GIVEN INSTRUCTION: Exactly as written, print each record in the listing.

# start of INFORMATION GIVEN

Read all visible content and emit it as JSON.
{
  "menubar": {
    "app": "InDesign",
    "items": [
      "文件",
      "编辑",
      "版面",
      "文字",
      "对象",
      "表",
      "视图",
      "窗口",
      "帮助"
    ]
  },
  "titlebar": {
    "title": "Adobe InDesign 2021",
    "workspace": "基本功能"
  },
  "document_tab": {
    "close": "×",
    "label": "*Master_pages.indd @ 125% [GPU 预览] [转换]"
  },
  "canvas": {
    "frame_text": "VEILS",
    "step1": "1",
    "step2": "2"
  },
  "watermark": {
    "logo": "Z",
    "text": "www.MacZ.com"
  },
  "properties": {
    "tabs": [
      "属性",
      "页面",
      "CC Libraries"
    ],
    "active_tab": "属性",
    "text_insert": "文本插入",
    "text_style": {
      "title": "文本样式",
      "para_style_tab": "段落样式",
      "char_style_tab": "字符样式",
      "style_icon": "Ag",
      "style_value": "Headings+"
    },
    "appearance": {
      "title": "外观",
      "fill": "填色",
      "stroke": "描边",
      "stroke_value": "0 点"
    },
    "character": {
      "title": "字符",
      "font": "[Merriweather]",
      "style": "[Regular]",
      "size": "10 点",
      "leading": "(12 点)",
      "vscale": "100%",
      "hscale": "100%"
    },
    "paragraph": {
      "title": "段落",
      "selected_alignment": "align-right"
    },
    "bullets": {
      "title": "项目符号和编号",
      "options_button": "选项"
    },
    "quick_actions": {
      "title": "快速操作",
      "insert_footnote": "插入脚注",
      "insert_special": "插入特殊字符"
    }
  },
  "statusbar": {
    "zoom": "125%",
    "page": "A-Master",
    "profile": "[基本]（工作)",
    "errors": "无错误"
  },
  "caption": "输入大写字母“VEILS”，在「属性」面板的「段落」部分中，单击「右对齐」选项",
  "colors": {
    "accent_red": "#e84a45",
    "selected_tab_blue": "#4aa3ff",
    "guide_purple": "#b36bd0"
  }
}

# end of INFORMATION GIVEN

EXERCISE RESPONSE:
Read all visible content and emit it as JSON.
{
  "menubar": {
    "app": "InDesign",
    "items": [
      "文件",
      "编辑",
      "版面",
      "文字",
      "对象",
      "表",
      "视图",
      "窗口",
      "帮助"
    ]
  },
  "titlebar": {
    "title": "Adobe InDesign 2021",
    "workspace": "基本功能"
  },
  "document_tab": {
    "close": "×",
    "label": "*Master_pages.indd @ 125% [GPU 预览] [转换]"
  },
  "canvas": {
    "frame_text": "VEILS",
    "step1": "1",
    "step2": "2"
  },
  "watermark": {
    "logo": "Z",
    "text": "www.MacZ.com"
  },
  "properties": {
    "tabs": [
      "属性",
      "页面",
      "CC Libraries"
    ],
    "active_tab": "属性",
    "text_insert": "文本插入",
    "text_style": {
      "title": "文本样式",
      "para_style_tab": "段落样式",
      "char_style_tab": "字符样式",
      "style_icon": "Ag",
      "style_value": "Headings+"
    },
    "appearance": {
      "title": "外观",
      "fill": "填色",
      "stroke": "描边",
      "stroke_value": "0 点"
    },
    "character": {
      "title": "字符",
      "font": "[Merriweather]",
      "style": "[Regular]",
      "size": "10 点",
      "leading": "(12 点)",
      "vscale": "100%",
      "hscale": "100%"
    },
    "paragraph": {
      "title": "段落",
      "selected_alignment": "align-right"
    },
    "bullets": {
      "title": "项目符号和编号",
      "options_button": "选项"
    },
    "quick_actions": {
      "title": "快速操作",
      "insert_footnote": "插入脚注",
      "insert_special": "插入特殊字符"
    }
  },
  "statusbar": {
    "zoom": "125%",
    "page": "A-Master",
    "profile": "[基本]（工作)",
    "errors": "无错误"
  },
  "caption": "输入大写字母“VEILS”，在「属性」面板的「段落」部分中，单击「右对齐」选项",
  "colors": {
    "accent_red": "#e84a45",
    "selected_tab_blue": "#4aa3ff",
    "guide_purple": "#b36bd0"
  }
}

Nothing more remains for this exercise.